* **Do this**: How many of the lines that follow contain the word "screenshot"? Give only the number.
>>>
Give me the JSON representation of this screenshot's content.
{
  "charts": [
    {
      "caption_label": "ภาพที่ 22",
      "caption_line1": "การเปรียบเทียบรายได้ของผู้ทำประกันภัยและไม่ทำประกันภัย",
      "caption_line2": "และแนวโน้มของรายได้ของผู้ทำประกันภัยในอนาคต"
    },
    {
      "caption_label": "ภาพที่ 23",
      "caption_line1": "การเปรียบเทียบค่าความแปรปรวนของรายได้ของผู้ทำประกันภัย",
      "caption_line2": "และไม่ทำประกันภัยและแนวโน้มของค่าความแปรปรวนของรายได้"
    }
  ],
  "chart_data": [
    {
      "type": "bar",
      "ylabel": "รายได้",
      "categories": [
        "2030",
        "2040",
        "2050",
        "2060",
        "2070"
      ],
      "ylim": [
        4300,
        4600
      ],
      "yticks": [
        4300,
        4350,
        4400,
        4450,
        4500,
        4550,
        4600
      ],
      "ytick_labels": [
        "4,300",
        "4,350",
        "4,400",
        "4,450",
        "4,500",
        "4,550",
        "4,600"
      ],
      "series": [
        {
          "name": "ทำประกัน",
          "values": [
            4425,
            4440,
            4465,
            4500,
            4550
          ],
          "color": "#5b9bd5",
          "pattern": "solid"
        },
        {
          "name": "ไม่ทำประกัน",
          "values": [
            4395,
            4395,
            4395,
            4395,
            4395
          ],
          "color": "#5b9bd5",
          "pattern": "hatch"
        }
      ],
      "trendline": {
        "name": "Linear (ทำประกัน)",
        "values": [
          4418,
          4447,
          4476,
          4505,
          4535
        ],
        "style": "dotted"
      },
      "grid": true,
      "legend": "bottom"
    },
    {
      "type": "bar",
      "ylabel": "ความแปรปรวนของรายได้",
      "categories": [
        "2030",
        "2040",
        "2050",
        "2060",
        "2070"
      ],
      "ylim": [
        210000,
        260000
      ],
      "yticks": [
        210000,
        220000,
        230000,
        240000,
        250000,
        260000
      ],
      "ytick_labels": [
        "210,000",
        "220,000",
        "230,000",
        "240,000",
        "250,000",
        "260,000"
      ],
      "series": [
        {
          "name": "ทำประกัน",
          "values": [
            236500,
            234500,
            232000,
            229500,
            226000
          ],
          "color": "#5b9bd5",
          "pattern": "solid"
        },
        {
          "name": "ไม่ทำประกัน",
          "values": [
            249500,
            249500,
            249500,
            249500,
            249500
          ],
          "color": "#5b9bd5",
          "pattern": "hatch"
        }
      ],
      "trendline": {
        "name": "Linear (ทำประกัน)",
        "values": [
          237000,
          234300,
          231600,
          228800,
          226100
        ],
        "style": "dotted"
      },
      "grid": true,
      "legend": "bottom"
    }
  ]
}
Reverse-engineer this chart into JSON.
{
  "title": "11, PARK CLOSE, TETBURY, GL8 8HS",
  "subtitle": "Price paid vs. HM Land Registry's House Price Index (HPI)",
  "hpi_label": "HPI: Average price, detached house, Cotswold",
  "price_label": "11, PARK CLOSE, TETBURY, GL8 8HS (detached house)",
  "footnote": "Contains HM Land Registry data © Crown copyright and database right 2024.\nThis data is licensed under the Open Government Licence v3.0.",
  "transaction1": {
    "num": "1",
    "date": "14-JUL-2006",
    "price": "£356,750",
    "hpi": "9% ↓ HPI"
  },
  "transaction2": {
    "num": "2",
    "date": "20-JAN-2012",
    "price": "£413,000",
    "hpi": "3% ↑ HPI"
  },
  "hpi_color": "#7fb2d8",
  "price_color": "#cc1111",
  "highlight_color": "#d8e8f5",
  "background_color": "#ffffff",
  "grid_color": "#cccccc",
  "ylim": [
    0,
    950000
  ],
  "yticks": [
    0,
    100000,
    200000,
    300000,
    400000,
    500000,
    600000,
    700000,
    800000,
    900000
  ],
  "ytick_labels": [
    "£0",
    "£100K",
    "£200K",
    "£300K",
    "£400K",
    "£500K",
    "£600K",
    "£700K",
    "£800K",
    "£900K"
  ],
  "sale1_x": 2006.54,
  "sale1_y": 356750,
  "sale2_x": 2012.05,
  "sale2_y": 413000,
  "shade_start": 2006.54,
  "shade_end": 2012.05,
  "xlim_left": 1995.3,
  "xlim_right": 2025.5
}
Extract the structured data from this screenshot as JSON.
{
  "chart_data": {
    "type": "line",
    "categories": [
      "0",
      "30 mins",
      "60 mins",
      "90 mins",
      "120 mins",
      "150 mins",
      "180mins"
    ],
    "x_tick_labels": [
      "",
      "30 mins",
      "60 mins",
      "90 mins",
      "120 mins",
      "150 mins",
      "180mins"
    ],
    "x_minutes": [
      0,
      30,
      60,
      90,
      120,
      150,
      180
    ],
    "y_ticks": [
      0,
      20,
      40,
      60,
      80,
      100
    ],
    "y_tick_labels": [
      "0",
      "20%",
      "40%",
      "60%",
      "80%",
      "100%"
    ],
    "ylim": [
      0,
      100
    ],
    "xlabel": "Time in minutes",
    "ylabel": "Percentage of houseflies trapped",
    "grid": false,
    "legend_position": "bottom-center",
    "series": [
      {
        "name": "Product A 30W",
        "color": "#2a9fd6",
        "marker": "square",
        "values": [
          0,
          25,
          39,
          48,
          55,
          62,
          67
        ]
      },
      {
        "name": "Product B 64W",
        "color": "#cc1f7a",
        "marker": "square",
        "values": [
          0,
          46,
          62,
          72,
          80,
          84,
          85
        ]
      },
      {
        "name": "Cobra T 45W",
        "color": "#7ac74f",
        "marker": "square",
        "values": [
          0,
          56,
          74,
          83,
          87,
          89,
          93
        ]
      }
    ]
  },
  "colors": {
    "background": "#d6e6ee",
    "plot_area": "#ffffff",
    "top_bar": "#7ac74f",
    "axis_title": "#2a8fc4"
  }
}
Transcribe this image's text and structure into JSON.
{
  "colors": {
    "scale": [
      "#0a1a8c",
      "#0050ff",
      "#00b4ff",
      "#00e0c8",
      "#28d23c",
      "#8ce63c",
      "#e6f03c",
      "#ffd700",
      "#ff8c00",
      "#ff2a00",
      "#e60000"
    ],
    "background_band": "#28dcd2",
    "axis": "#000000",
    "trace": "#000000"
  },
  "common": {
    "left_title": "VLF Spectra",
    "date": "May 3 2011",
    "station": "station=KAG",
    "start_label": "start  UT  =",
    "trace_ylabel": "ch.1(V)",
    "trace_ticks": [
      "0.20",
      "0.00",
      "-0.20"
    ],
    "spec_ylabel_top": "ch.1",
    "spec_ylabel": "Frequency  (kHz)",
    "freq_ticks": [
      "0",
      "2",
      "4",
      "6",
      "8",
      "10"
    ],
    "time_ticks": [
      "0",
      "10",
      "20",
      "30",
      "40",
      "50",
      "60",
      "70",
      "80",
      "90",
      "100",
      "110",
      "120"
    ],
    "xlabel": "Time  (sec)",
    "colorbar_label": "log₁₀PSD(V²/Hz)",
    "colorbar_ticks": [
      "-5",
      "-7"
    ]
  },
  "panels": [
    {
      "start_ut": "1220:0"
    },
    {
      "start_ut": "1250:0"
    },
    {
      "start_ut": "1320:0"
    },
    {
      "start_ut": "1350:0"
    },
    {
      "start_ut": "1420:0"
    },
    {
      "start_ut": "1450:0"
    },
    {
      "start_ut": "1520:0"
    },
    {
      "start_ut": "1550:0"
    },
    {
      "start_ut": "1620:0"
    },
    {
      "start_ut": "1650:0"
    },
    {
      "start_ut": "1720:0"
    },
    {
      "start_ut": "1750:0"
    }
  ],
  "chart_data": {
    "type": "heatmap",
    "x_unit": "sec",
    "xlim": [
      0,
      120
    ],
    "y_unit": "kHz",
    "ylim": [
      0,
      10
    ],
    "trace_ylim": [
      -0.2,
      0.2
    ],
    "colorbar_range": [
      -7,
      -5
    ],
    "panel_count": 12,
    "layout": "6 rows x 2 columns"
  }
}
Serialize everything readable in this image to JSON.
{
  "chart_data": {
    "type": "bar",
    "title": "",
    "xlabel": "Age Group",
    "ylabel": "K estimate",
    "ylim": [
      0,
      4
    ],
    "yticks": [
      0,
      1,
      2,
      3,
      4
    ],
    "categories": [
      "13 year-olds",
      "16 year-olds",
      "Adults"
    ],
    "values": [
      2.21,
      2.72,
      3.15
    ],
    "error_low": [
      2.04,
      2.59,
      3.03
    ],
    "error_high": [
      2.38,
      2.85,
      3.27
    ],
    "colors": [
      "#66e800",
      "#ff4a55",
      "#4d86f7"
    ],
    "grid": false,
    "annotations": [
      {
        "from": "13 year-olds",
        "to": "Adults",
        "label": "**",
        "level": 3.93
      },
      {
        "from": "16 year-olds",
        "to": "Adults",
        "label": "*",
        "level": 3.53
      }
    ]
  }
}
<<<
* **Written solution**: 2